#### Data extract
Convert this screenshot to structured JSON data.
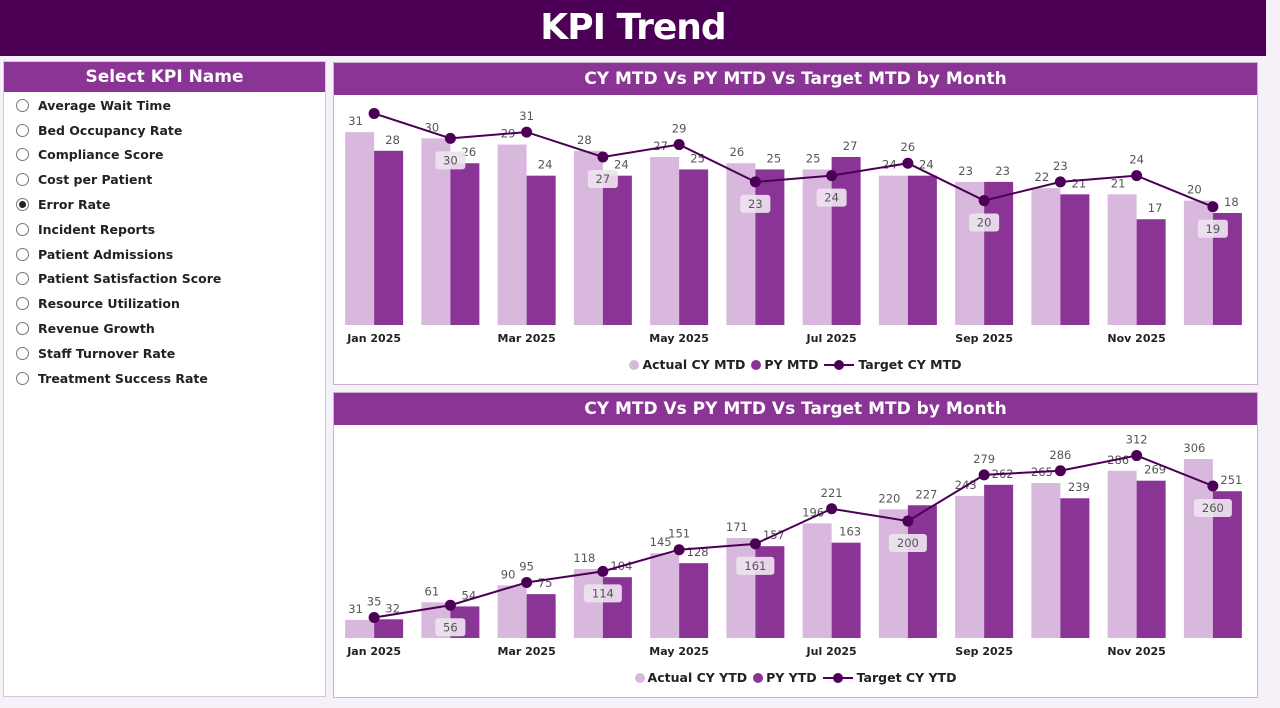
{
  "title": "KPI Trend",
  "slicer": {
    "title": "Select KPI Name",
    "selected": "Error Rate",
    "items": [
      "Average Wait Time",
      "Bed Occupancy Rate",
      "Compliance Score",
      "Cost per Patient",
      "Error Rate",
      "Incident Reports",
      "Patient Admissions",
      "Patient Satisfaction Score",
      "Resource Utilization",
      "Revenue Growth",
      "Staff Turnover Rate",
      "Treatment Success Rate"
    ]
  },
  "colors": {
    "header": "#4b0055",
    "panel": "#8a3596",
    "actual": "#d8b9dd",
    "py": "#8a3596",
    "target": "#4b0055"
  },
  "chart_data": [
    {
      "type": "bar+line",
      "title": "CY MTD Vs PY MTD Vs Target MTD by Month",
      "categories": [
        "Jan 2025",
        "Feb 2025",
        "Mar 2025",
        "Apr 2025",
        "May 2025",
        "Jun 2025",
        "Jul 2025",
        "Aug 2025",
        "Sep 2025",
        "Oct 2025",
        "Nov 2025",
        "Dec 2025"
      ],
      "x_tick_labels": [
        "Jan 2025",
        "",
        "Mar 2025",
        "",
        "May 2025",
        "",
        "Jul 2025",
        "",
        "Sep 2025",
        "",
        "Nov 2025",
        ""
      ],
      "ylim": [
        0,
        36
      ],
      "series": [
        {
          "name": "Actual CY MTD",
          "kind": "bar",
          "values": [
            31,
            30,
            29,
            28,
            27,
            26,
            25,
            24,
            23,
            22,
            21,
            20
          ]
        },
        {
          "name": "PY MTD",
          "kind": "bar",
          "values": [
            28,
            26,
            24,
            24,
            25,
            25,
            27,
            24,
            23,
            21,
            17,
            18
          ]
        },
        {
          "name": "Target CY MTD",
          "kind": "line",
          "values": [
            34,
            30,
            31,
            27,
            29,
            23,
            24,
            26,
            20,
            23,
            24,
            19
          ],
          "labels": [
            null,
            "30",
            "31",
            "27",
            "29",
            "23",
            "24",
            "26",
            "20",
            "23",
            "24",
            "19"
          ]
        }
      ]
    },
    {
      "type": "bar+line",
      "title": "CY MTD Vs PY MTD Vs Target MTD by Month",
      "categories": [
        "Jan 2025",
        "Feb 2025",
        "Mar 2025",
        "Apr 2025",
        "May 2025",
        "Jun 2025",
        "Jul 2025",
        "Aug 2025",
        "Sep 2025",
        "Oct 2025",
        "Nov 2025",
        "Dec 2025"
      ],
      "x_tick_labels": [
        "Jan 2025",
        "",
        "Mar 2025",
        "",
        "May 2025",
        "",
        "Jul 2025",
        "",
        "Sep 2025",
        "",
        "Nov 2025",
        ""
      ],
      "ylim": [
        0,
        354
      ],
      "series": [
        {
          "name": "Actual CY YTD",
          "kind": "bar",
          "values": [
            31,
            61,
            90,
            118,
            145,
            171,
            196,
            220,
            243,
            265,
            286,
            306
          ]
        },
        {
          "name": "PY YTD",
          "kind": "bar",
          "values": [
            32,
            54,
            75,
            104,
            128,
            157,
            163,
            227,
            262,
            239,
            269,
            251
          ]
        },
        {
          "name": "Target CY YTD",
          "kind": "line",
          "values": [
            35,
            56,
            95,
            114,
            151,
            161,
            221,
            200,
            279,
            286,
            312,
            260
          ],
          "labels": [
            "35",
            "56",
            "95",
            "114",
            "151",
            "161",
            "221",
            "200",
            "279",
            "286",
            "312",
            "260"
          ]
        }
      ]
    }
  ]
}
########
Go through the listing above and write it all out exactly, leaving out any picture.

Convert this screenshot to structured JSON data.
{
  "title": "KPI Trend",
  "slicer": {
    "title": "Select KPI Name",
    "selected": "Error Rate",
    "items": [
      "Average Wait Time",
      "Bed Occupancy Rate",
      "Compliance Score",
      "Cost per Patient",
      "Error Rate",
      "Incident Reports",
      "Patient Admissions",
      "Patient Satisfaction Score",
      "Resource Utilization",
      "Revenue Growth",
      "Staff Turnover Rate",
      "Treatment Success Rate"
    ]
  },
  "colors": {
    "header": "#4b0055",
    "panel": "#8a3596",
    "actual": "#d8b9dd",
    "py": "#8a3596",
    "target": "#4b0055"
  },
  "chart_data": [
    {
      "type": "bar+line",
      "title": "CY MTD Vs PY MTD Vs Target MTD by Month",
      "categories": [
        "Jan 2025",
        "Feb 2025",
        "Mar 2025",
        "Apr 2025",
        "May 2025",
        "Jun 2025",
        "Jul 2025",
        "Aug 2025",
        "Sep 2025",
        "Oct 2025",
        "Nov 2025",
        "Dec 2025"
      ],
      "x_tick_labels": [
        "Jan 2025",
        "",
        "Mar 2025",
        "",
        "May 2025",
        "",
        "Jul 2025",
        "",
        "Sep 2025",
        "",
        "Nov 2025",
        ""
      ],
      "ylim": [
        0,
        36
      ],
      "series": [
        {
          "name": "Actual CY MTD",
          "kind": "bar",
          "values": [
            31,
            30,
            29,
            28,
            27,
            26,
            25,
            24,
            23,
            22,
            21,
            20
          ]
        },
        {
          "name": "PY MTD",
          "kind": "bar",
          "values": [
            28,
            26,
            24,
            24,
            25,
            25,
            27,
            24,
            23,
            21,
            17,
            18
          ]
        },
        {
          "name": "Target CY MTD",
          "kind": "line",
          "values": [
            34,
            30,
            31,
            27,
            29,
            23,
            24,
            26,
            20,
            23,
            24,
            19
          ],
          "labels": [
            null,
            "30",
            "31",
            "27",
            "29",
            "23",
            "24",
            "26",
            "20",
            "23",
            "24",
            "19"
          ]
        }
      ]
    },
    {
      "type": "bar+line",
      "title": "CY MTD Vs PY MTD Vs Target MTD by Month",
      "categories": [
        "Jan 2025",
        "Feb 2025",
        "Mar 2025",
        "Apr 2025",
        "May 2025",
        "Jun 2025",
        "Jul 2025",
        "Aug 2025",
        "Sep 2025",
        "Oct 2025",
        "Nov 2025",
        "Dec 2025"
      ],
      "x_tick_labels": [
        "Jan 2025",
        "",
        "Mar 2025",
        "",
        "May 2025",
        "",
        "Jul 2025",
        "",
        "Sep 2025",
        "",
        "Nov 2025",
        ""
      ],
      "ylim": [
        0,
        354
      ],
      "series": [
        {
          "name": "Actual CY YTD",
          "kind": "bar",
          "values": [
            31,
            61,
            90,
            118,
            145,
            171,
            196,
            220,
            243,
            265,
            286,
            306
          ]
        },
        {
          "name": "PY YTD",
          "kind": "bar",
          "values": [
            32,
            54,
            75,
            104,
            128,
            157,
            163,
            227,
            262,
            239,
            269,
            251
          ]
        },
        {
          "name": "Target CY YTD",
          "kind": "line",
          "values": [
            35,
            56,
            95,
            114,
            151,
            161,
            221,
            200,
            279,
            286,
            312,
            260
          ],
          "labels": [
            "35",
            "56",
            "95",
            "114",
            "151",
            "161",
            "221",
            "200",
            "279",
            "286",
            "312",
            "260"
          ]
        }
      ]
    }
  ]
}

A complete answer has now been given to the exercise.